Begin Task data

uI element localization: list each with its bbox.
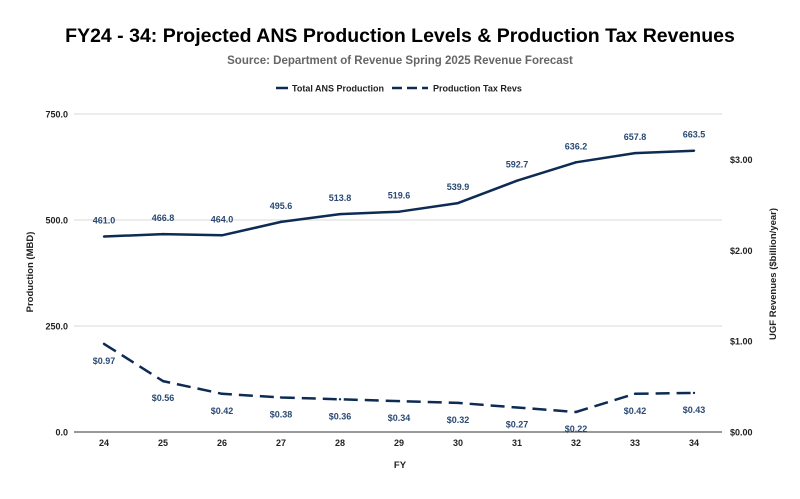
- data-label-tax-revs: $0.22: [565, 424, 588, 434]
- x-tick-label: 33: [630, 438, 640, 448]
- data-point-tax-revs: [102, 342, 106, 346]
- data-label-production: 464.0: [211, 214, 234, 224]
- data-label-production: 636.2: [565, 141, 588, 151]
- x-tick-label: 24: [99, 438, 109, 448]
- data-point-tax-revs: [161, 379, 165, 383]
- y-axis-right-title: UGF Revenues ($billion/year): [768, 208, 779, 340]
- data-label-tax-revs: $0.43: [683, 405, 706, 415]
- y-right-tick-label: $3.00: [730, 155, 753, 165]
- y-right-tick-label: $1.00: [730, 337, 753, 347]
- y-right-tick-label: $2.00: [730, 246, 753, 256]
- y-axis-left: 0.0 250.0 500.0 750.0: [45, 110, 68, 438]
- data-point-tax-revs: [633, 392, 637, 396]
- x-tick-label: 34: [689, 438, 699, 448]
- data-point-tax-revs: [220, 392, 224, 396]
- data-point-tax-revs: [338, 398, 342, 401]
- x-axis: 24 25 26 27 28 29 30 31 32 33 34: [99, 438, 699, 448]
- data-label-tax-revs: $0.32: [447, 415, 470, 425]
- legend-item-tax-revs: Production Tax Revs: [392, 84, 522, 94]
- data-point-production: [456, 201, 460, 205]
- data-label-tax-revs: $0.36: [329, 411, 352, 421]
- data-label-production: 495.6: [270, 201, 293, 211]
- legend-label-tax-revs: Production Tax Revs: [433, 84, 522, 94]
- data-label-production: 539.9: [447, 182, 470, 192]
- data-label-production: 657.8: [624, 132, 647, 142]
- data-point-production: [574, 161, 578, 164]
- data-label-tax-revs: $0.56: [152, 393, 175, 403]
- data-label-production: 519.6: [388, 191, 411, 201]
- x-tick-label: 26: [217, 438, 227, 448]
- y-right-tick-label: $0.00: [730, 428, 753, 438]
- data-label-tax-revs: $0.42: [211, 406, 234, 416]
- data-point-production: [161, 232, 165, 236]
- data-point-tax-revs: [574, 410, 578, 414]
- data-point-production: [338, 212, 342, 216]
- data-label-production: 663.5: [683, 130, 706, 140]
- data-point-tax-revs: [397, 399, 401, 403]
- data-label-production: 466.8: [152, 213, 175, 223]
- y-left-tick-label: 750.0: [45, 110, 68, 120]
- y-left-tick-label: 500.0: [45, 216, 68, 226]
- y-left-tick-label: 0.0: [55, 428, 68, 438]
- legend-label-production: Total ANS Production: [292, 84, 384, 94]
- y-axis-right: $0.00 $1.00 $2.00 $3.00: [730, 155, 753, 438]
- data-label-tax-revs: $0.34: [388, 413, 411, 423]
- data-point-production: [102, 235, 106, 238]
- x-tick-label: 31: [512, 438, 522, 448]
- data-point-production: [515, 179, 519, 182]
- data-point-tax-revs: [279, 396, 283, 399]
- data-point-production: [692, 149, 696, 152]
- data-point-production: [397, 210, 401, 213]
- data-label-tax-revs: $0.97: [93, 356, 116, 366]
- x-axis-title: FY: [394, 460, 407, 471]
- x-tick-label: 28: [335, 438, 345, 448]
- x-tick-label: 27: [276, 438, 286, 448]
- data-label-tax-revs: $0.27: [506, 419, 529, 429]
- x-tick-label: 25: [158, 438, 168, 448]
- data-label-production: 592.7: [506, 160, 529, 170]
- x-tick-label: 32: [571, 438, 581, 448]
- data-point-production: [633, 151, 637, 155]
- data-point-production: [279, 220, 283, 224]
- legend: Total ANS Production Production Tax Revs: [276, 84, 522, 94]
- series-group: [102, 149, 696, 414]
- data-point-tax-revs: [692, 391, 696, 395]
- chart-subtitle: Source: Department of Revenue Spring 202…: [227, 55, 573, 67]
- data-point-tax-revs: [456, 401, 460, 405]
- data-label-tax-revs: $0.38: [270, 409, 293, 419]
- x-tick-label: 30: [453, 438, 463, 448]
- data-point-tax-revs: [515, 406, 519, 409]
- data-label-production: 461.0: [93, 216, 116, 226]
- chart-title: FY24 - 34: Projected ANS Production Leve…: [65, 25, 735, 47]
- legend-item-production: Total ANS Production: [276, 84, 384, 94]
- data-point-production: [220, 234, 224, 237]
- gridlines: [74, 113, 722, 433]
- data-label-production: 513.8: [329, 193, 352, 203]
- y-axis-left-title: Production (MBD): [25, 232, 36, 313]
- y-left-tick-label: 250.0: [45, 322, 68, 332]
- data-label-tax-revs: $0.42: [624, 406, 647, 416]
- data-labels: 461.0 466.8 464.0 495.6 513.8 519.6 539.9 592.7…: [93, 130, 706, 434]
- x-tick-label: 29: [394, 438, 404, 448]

End Task data

Written request :: Reproduce the rows verbatim, from the line with "- data-label-tax-revs: $0.22: [565, 424, 588, 434]" up to and including the line with "- data-label-tax-revs: $0.32: [447, 415, 470, 425]".

The output ::
- data-label-tax-revs: $0.22: [565, 424, 588, 434]
- x-tick-label: 33: [630, 438, 640, 448]
- data-point-tax-revs: [102, 342, 106, 346]
- data-label-production: 464.0: [211, 214, 234, 224]
- data-label-production: 636.2: [565, 141, 588, 151]
- x-tick-label: 24: [99, 438, 109, 448]
- data-point-tax-revs: [161, 379, 165, 383]
- y-axis-right-title: UGF Revenues ($billion/year): [768, 208, 779, 340]
- data-label-tax-revs: $0.43: [683, 405, 706, 415]
- y-right-tick-label: $3.00: [730, 155, 753, 165]
- y-right-tick-label: $1.00: [730, 337, 753, 347]
- y-right-tick-label: $2.00: [730, 246, 753, 256]
- y-axis-left: 0.0 250.0 500.0 750.0: [45, 110, 68, 438]
- data-point-tax-revs: [633, 392, 637, 396]
- x-tick-label: 34: [689, 438, 699, 448]
- data-point-tax-revs: [220, 392, 224, 396]
- data-point-tax-revs: [338, 398, 342, 401]
- x-axis: 24 25 26 27 28 29 30 31 32 33 34: [99, 438, 699, 448]
- data-label-tax-revs: $0.32: [447, 415, 470, 425]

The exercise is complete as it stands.